Aim of the task
No images are to be carried over; print all other material exactly as it stands.

Data entries
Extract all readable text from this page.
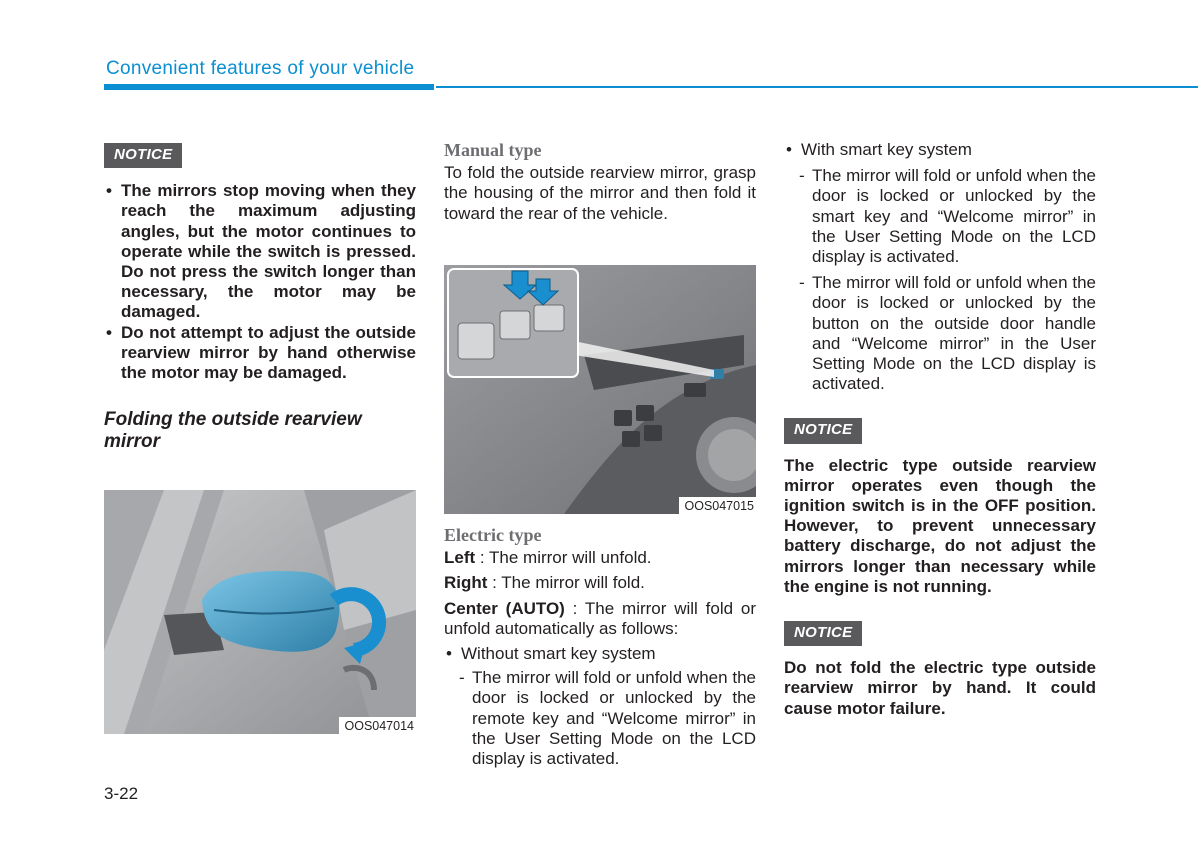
Convenient features of your vehicle
NOTICE
• The mirrors stop moving when they reach the maximum adjusting angles, but the motor continues to operate while the switch is pressed. Do not press the switch longer than necessary, the motor may be damaged.
• Do not attempt to adjust the outside rearview mirror by hand otherwise the motor may be damaged.
Folding the outside rearview mirror
OOS047014
Manual type
To fold the outside rearview mirror, grasp the housing of the mirror and then fold it toward the rear of the vehicle.
OOS047015
Electric type
Left : The mirror will unfold.
Right : The mirror will fold.
Center (AUTO) : The mirror will fold or unfold automatically as follows:
• Without smart key system
- The mirror will fold or unfold when the door is locked or unlocked by the remote key and “Welcome mirror” in the User Setting Mode on the LCD display is activated.
• With smart key system
- The mirror will fold or unfold when the door is locked or unlocked by the smart key and “Welcome mirror” in the User Setting Mode on the LCD display is activated.
- The mirror will fold or unfold when the door is locked or unlocked by the button on the outside door handle and “Welcome mirror” in the User Setting Mode on the LCD display is activated.
NOTICE
The electric type outside rearview mirror operates even though the ignition switch is in the OFF position. However, to prevent unnecessary battery discharge, do not adjust the mirrors longer than necessary while the engine is not running.
NOTICE
Do not fold the electric type outside rearview mirror by hand. It could cause motor failure.
3-22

Exercise output
Extract all readable text from this page.
Convenient features of your vehicle
NOTICE
• The mirrors stop moving when they reach the maximum adjusting angles, but the motor continues to operate while the switch is pressed. Do not press the switch longer than necessary, the motor may be damaged.
• Do not attempt to adjust the outside rearview mirror by hand otherwise the motor may be damaged.
Folding the outside rearview mirror
OOS047014
Manual type
To fold the outside rearview mirror, grasp the housing of the mirror and then fold it toward the rear of the vehicle.
OOS047015
Electric type
Left : The mirror will unfold.
Right : The mirror will fold.
Center (AUTO) : The mirror will fold or unfold automatically as follows:
• Without smart key system
- The mirror will fold or unfold when the door is locked or unlocked by the remote key and “Welcome mirror” in the User Setting Mode on the LCD display is activated.
• With smart key system
- The mirror will fold or unfold when the door is locked or unlocked by the smart key and “Welcome mirror” in the User Setting Mode on the LCD display is activated.
- The mirror will fold or unfold when the door is locked or unlocked by the button on the outside door handle and “Welcome mirror” in the User Setting Mode on the LCD display is activated.
NOTICE
The electric type outside rearview mirror operates even though the ignition switch is in the OFF position. However, to prevent unnecessary battery discharge, do not adjust the mirrors longer than necessary while the engine is not running.
NOTICE
Do not fold the electric type outside rearview mirror by hand. It could cause motor failure.
3-22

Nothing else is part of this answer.